Goal: Comb through the entries for "name" and pull out each line that holds it.

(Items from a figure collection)
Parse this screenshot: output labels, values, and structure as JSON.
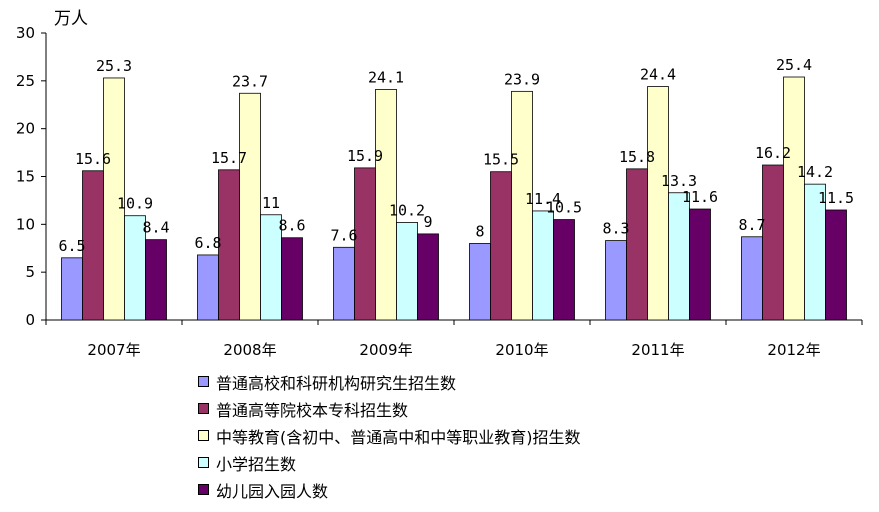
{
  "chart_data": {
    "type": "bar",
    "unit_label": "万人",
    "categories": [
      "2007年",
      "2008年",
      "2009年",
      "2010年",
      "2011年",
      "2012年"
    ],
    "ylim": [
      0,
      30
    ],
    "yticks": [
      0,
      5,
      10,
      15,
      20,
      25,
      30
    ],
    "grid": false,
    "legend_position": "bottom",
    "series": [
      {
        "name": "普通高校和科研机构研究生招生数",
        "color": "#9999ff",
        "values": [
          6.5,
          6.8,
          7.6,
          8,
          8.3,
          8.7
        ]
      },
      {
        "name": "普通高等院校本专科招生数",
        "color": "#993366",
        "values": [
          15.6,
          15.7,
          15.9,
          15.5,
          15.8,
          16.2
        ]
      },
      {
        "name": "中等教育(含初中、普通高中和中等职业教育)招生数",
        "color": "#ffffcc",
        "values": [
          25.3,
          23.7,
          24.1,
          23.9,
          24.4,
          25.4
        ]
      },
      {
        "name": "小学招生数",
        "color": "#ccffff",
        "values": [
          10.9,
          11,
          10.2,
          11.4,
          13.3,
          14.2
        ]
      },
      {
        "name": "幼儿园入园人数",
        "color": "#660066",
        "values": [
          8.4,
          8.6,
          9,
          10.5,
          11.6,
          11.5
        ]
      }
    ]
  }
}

Written response:
        "name": "普通高校和科研机构研究生招生数",
        "name": "普通高等院校本专科招生数",
        "name": "中等教育(含初中、普通高中和中等职业教育)招生数",
        "name": "小学招生数",
        "name": "幼儿园入园人数",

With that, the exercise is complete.